Aim of the exercise
Using the records below, locate all lines containing "comptes" and return them.

Records from a data source
********

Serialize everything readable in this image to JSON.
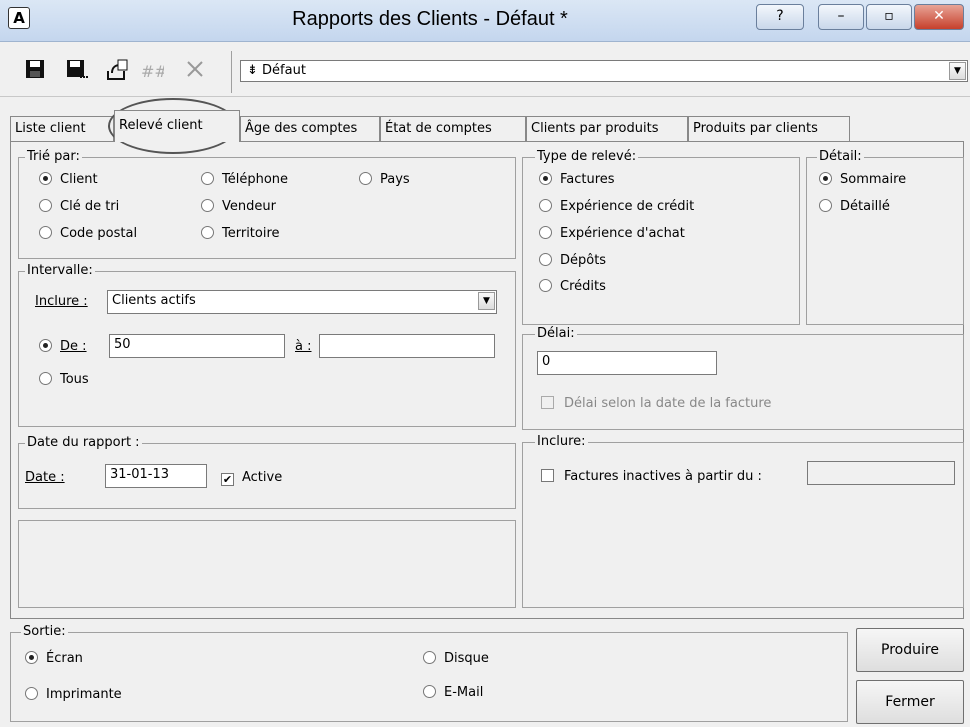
{
  "window": {
    "app_icon": "A",
    "title": "Rapports des Clients - Défaut *",
    "help_label": "?",
    "minimize_label": "–",
    "maximize_label": "▫",
    "close_label": "✕"
  },
  "toolbar": {
    "icons": [
      "save-icon",
      "save-as-icon",
      "export-icon",
      "numbering-icon",
      "delete-icon"
    ],
    "profile_value": "Défaut",
    "profile_prefix": "⇟"
  },
  "tabs": [
    {
      "label": "Liste client"
    },
    {
      "label": "Relevé client",
      "active": true
    },
    {
      "label": "Âge des comptes"
    },
    {
      "label": "État de comptes"
    },
    {
      "label": "Clients par produits"
    },
    {
      "label": "Produits par clients"
    }
  ],
  "sort": {
    "label": "Trié par:",
    "options": [
      "Client",
      "Téléphone",
      "Pays",
      "Clé de tri",
      "Vendeur",
      "Code postal",
      "Territoire"
    ],
    "selected": "Client"
  },
  "interval": {
    "label": "Intervalle:",
    "include_label": "Inclure :",
    "include_value": "Clients actifs",
    "from_label": "De :",
    "from_value": "50",
    "to_label": "à :",
    "to_value": "",
    "all_label": "Tous"
  },
  "report_date": {
    "label": "Date du rapport :",
    "date_label": "Date :",
    "date_value": "31-01-13",
    "active_label": "Active",
    "active_checked": true
  },
  "statement_type": {
    "label": "Type de relevé:",
    "options": [
      "Factures",
      "Expérience de crédit",
      "Expérience d'achat",
      "Dépôts",
      "Crédits"
    ],
    "selected": "Factures"
  },
  "detail": {
    "label": "Détail:",
    "options": [
      "Sommaire",
      "Détaillé"
    ],
    "selected": "Sommaire"
  },
  "delay": {
    "label": "Délai:",
    "value": "0",
    "by_invoice_date_label": "Délai selon la date de la facture"
  },
  "include": {
    "label": "Inclure:",
    "inactive_invoices_label": "Factures inactives à partir du :",
    "inactive_value": ""
  },
  "output": {
    "label": "Sortie:",
    "options": [
      "Écran",
      "Disque",
      "Imprimante",
      "E-Mail"
    ],
    "selected": "Écran"
  },
  "buttons": {
    "produce": "Produire",
    "close": "Fermer"
  }
}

********

Result below
      "label": "Âge des comptes"
      "label": "État de comptes"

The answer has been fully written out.